WHAT THIS TASK INVOLVES: Copy out all of the material exactly.

Records from a collection:
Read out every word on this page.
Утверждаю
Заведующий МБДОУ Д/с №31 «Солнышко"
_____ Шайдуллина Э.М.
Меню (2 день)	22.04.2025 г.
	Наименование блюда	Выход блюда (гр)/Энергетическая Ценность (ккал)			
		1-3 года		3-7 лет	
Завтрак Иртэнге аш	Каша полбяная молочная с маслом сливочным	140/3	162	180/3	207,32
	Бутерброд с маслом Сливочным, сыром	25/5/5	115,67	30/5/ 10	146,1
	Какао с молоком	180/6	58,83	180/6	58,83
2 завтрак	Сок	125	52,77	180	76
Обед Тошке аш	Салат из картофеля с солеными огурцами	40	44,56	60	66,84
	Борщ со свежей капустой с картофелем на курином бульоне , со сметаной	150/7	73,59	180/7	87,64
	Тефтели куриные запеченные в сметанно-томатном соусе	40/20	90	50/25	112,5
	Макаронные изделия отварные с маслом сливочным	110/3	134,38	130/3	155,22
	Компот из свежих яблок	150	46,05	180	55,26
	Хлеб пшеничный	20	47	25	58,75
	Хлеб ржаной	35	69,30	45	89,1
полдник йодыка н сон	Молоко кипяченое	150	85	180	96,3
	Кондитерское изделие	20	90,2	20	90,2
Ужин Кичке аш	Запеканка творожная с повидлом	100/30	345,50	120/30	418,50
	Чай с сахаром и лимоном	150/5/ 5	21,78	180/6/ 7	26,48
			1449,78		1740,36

SOLUTION FOR THIS PROBLEM:
Read out every word on this page.
Утверждаю
Заведующий МБДОУ Д/с №31 «Солнышко"
_____ Шайдуллина Э.М.
Меню (2 день)	22.04.2025 г.
	Наименование блюда	Выход блюда (гр)/Энергетическая Ценность (ккал)			
		1-3 года		3-7 лет	
Завтрак Иртэнге аш	Каша полбяная молочная с маслом сливочным	140/3	162	180/3	207,32
	Бутерброд с маслом Сливочным, сыром	25/5/5	115,67	30/5/ 10	146,1
	Какао с молоком	180/6	58,83	180/6	58,83
2 завтрак	Сок	125	52,77	180	76
Обед Тошке аш	Салат из картофеля с солеными огурцами	40	44,56	60	66,84
	Борщ со свежей капустой с картофелем на курином бульоне , со сметаной	150/7	73,59	180/7	87,64
	Тефтели куриные запеченные в сметанно-томатном соусе	40/20	90	50/25	112,5
	Макаронные изделия отварные с маслом сливочным	110/3	134,38	130/3	155,22
	Компот из свежих яблок	150	46,05	180	55,26
	Хлеб пшеничный	20	47	25	58,75
	Хлеб ржаной	35	69,30	45	89,1
полдник йодыка н сон	Молоко кипяченое	150	85	180	96,3
	Кондитерское изделие	20	90,2	20	90,2
Ужин Кичке аш	Запеканка творожная с повидлом	100/30	345,50	120/30	418,50
	Чай с сахаром и лимоном	150/5/ 5	21,78	180/6/ 7	26,48
			1449,78		1740,36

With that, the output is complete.